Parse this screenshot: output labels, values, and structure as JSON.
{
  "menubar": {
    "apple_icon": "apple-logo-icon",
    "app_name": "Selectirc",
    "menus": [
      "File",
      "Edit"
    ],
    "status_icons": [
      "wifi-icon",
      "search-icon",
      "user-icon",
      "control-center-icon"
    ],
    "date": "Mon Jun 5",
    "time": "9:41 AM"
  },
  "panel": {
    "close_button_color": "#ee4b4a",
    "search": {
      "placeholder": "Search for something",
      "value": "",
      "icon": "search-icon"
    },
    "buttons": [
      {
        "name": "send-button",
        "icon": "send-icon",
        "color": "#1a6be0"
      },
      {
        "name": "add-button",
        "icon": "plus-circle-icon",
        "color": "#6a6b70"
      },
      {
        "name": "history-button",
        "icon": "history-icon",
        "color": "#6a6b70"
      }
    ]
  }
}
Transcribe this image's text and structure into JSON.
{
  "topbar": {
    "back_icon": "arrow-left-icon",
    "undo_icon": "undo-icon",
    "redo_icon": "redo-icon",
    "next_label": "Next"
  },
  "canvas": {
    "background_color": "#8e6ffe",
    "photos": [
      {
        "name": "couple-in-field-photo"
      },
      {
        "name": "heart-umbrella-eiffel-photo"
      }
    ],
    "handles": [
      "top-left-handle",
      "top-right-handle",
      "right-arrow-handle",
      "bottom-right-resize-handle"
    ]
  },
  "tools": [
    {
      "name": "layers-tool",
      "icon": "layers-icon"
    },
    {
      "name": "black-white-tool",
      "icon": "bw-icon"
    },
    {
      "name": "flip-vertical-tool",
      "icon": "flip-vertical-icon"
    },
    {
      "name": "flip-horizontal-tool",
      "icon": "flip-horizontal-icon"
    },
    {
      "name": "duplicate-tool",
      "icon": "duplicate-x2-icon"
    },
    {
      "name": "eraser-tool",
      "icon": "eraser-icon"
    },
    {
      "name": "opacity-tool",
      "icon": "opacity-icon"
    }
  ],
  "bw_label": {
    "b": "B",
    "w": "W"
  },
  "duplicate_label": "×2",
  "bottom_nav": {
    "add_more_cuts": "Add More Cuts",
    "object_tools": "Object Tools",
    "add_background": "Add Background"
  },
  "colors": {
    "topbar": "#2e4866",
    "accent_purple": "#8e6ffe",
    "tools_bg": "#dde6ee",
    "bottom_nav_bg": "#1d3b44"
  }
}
********************
Type out the entries again, word for word.

_Solution_:
Parse this screenshot: output labels, values, and structure as JSON.
{
  "menubar": {
    "apple_icon": "apple-logo-icon",
    "app_name": "Selectirc",
    "menus": [
      "File",
      "Edit"
    ],
    "status_icons": [
      "wifi-icon",
      "search-icon",
      "user-icon",
      "control-center-icon"
    ],
    "date": "Mon Jun 5",
    "time": "9:41 AM"
  },
  "panel": {
    "close_button_color": "#ee4b4a",
    "search": {
      "placeholder": "Search for something",
      "value": "",
      "icon": "search-icon"
    },
    "buttons": [
      {
        "name": "send-button",
        "icon": "send-icon",
        "color": "#1a6be0"
      },
      {
        "name": "add-button",
        "icon": "plus-circle-icon",
        "color": "#6a6b70"
      },
      {
        "name": "history-button",
        "icon": "history-icon",
        "color": "#6a6b70"
      }
    ]
  }
}
Transcribe this image's text and structure into JSON.
{
  "topbar": {
    "back_icon": "arrow-left-icon",
    "undo_icon": "undo-icon",
    "redo_icon": "redo-icon",
    "next_label": "Next"
  },
  "canvas": {
    "background_color": "#8e6ffe",
    "photos": [
      {
        "name": "couple-in-field-photo"
      },
      {
        "name": "heart-umbrella-eiffel-photo"
      }
    ],
    "handles": [
      "top-left-handle",
      "top-right-handle",
      "right-arrow-handle",
      "bottom-right-resize-handle"
    ]
  },
  "tools": [
    {
      "name": "layers-tool",
      "icon": "layers-icon"
    },
    {
      "name": "black-white-tool",
      "icon": "bw-icon"
    },
    {
      "name": "flip-vertical-tool",
      "icon": "flip-vertical-icon"
    },
    {
      "name": "flip-horizontal-tool",
      "icon": "flip-horizontal-icon"
    },
    {
      "name": "duplicate-tool",
      "icon": "duplicate-x2-icon"
    },
    {
      "name": "eraser-tool",
      "icon": "eraser-icon"
    },
    {
      "name": "opacity-tool",
      "icon": "opacity-icon"
    }
  ],
  "bw_label": {
    "b": "B",
    "w": "W"
  },
  "duplicate_label": "×2",
  "bottom_nav": {
    "add_more_cuts": "Add More Cuts",
    "object_tools": "Object Tools",
    "add_background": "Add Background"
  },
  "colors": {
    "topbar": "#2e4866",
    "accent_purple": "#8e6ffe",
    "tools_bg": "#dde6ee",
    "bottom_nav_bg": "#1d3b44"
  }
}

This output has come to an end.